* Task instructions *
In the forum thread about multicolored noses below, explain why Carriana considers it possible that Zane's nose will turn all black, using only what the thread says.

* Extracted text *
------------------------------

# Lets see those Noses.....



## tmack92 (May 22, 2012)

Anyone else have a Pit with a multi colored nose????

Heres my boy...


----------



## Carriana (May 13, 2008)

Loki (in my sig pic) had serious butterfly nose as a pup, now it's nearly solid with a bit of pink near the edges.


----------



## tmack92 (May 22, 2012)

My boy Zane is 8 months old, do you think hi nose will go all black eventually? Is it typical to do so? I hope not


----------



## Carriana (May 13, 2008)

It's possible - Loki's wasn't (mostly) solid until he was at least a year. Here are some pictures from pup to dog:

8 weeks - the day we brought him home, a lot of pink..









Not sure his age here - maybe around 12 weeks and less pink than before...









More red, less pink...








Between 10 and 11 mos here, pink mostly gone but still visible...









And now, almost completely solid at 5 years


----------



## ::::COACH:::: (Apr 4, 2012)

Carrianna, he is looking good!


----------



## Kai (Jun 10, 2012)

tmack92 said:


> Anyone else have a Pit with a multi colored nose????
> 
> Heres my boy...





Carriana said:


> It's possible - Loki's wasn't (mostly) solid until he was at least a year. Here are some pictures from pup to dog:
> 
> 8 weeks - the day we brought him home, a lot of pink..

------------------------------

* Dataset records *
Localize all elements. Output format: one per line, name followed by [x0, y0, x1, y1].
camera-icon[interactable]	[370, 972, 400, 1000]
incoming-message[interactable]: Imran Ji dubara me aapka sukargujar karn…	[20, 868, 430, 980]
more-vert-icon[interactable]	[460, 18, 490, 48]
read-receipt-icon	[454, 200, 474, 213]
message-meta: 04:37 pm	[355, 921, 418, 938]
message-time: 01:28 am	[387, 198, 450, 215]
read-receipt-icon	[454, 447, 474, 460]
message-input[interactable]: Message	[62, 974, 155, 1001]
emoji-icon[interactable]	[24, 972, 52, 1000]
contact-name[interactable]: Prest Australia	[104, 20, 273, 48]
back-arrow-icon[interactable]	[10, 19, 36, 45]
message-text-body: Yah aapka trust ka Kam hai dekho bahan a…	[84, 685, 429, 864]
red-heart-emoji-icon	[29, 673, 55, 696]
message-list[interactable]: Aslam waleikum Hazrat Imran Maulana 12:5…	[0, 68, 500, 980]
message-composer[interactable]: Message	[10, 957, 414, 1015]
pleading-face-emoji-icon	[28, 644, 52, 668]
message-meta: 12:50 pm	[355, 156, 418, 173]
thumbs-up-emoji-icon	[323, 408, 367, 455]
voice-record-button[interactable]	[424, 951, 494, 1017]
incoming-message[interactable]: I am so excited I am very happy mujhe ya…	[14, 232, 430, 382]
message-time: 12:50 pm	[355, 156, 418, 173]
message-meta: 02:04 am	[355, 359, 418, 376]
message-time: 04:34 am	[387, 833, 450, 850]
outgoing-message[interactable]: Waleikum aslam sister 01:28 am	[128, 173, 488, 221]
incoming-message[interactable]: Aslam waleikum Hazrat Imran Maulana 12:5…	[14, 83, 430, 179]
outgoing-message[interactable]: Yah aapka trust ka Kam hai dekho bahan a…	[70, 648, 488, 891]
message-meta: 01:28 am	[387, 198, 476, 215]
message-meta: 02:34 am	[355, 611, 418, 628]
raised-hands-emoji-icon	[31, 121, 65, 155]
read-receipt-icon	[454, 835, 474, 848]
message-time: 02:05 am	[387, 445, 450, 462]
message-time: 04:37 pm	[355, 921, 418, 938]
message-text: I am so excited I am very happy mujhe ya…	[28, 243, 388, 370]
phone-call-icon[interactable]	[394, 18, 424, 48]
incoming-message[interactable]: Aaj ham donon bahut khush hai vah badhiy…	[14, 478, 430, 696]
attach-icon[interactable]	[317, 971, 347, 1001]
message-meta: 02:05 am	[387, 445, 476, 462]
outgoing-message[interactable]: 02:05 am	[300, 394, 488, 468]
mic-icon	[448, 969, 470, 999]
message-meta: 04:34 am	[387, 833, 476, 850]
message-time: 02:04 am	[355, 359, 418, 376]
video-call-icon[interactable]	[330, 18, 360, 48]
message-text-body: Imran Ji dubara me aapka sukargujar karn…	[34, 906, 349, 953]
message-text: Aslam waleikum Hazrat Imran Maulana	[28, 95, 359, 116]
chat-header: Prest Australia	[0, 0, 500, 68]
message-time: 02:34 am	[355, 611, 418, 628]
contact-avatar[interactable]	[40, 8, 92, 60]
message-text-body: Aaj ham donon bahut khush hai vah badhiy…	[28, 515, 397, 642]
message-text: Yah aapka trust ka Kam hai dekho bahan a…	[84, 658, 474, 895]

------------------------------

* Response to the task *
Zane is 8 months old. Carriana's dog Loki had a heavily pink "butterfly" nose as a pup, and it was not mostly solid until he was at least a year old. So a nose that is still multicolored at 8 months may yet go solid.